▶ _RECORDED DATA_
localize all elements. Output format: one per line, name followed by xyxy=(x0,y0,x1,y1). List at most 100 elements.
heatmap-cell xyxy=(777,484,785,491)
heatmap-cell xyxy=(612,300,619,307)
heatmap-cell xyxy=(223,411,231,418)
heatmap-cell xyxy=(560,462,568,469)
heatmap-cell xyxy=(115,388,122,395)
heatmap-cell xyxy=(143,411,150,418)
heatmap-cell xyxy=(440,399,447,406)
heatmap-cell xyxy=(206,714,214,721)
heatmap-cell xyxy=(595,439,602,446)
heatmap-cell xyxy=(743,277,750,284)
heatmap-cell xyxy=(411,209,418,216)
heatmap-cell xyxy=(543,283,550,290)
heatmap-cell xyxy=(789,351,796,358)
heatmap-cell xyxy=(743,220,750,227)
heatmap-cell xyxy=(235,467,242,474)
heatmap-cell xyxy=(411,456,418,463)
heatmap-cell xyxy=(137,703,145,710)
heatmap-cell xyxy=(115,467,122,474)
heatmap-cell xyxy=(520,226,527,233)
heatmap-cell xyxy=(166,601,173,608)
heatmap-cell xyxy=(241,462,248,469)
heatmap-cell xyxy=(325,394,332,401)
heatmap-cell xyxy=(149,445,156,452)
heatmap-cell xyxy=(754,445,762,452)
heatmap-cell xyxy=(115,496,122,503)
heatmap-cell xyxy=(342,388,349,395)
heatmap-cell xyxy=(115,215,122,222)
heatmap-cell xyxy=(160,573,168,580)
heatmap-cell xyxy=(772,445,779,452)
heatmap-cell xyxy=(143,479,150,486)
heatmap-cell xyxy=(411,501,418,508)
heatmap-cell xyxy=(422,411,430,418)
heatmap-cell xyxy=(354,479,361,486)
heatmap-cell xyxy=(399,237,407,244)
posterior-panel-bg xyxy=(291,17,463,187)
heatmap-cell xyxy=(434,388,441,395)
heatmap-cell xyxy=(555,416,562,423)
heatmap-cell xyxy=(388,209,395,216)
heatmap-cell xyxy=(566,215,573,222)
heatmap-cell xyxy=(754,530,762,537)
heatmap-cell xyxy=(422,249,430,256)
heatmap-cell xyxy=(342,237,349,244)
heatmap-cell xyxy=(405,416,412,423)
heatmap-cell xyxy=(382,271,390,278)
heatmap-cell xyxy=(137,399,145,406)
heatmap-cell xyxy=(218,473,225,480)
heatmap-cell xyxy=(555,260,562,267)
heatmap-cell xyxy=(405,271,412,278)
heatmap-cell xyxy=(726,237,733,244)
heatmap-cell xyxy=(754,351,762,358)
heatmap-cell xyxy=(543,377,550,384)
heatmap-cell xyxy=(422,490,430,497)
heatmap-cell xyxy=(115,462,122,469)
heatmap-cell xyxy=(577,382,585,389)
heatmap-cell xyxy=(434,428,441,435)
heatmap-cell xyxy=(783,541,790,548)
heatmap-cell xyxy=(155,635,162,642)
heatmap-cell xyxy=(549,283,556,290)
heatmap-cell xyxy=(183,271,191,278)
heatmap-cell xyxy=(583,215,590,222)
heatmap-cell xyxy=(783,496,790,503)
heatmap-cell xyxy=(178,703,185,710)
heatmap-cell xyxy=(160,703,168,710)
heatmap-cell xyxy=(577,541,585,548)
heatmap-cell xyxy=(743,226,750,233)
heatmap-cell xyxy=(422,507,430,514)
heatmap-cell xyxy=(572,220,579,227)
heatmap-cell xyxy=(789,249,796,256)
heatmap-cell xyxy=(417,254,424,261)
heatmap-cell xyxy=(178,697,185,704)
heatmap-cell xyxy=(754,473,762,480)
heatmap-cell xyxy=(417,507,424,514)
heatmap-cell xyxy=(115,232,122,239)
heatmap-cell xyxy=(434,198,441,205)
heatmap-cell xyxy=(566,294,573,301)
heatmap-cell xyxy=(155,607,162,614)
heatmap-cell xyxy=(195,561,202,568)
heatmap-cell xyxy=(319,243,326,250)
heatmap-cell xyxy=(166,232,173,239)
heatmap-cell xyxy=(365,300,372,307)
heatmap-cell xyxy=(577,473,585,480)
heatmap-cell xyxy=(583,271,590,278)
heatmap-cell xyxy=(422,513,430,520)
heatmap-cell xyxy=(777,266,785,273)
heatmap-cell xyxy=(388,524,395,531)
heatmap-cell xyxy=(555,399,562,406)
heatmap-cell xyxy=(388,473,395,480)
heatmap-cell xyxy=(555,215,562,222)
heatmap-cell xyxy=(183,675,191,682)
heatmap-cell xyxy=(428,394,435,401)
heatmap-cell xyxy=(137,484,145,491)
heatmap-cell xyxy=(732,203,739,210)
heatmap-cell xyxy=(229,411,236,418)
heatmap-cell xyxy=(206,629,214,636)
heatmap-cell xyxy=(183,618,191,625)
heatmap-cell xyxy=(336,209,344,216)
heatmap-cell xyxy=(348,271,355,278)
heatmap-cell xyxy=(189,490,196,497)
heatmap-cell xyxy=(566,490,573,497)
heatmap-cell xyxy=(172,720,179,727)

▶ _BRIEF_
Pull out every line of the material above that contains the string "name", matching its case exactly.

▶ _ANSWER TO THIS PROBLEM_
localize all elements. Output format: one per line, name followed by xyxy=(x0,y0,x1,y1). List at most 100 elements.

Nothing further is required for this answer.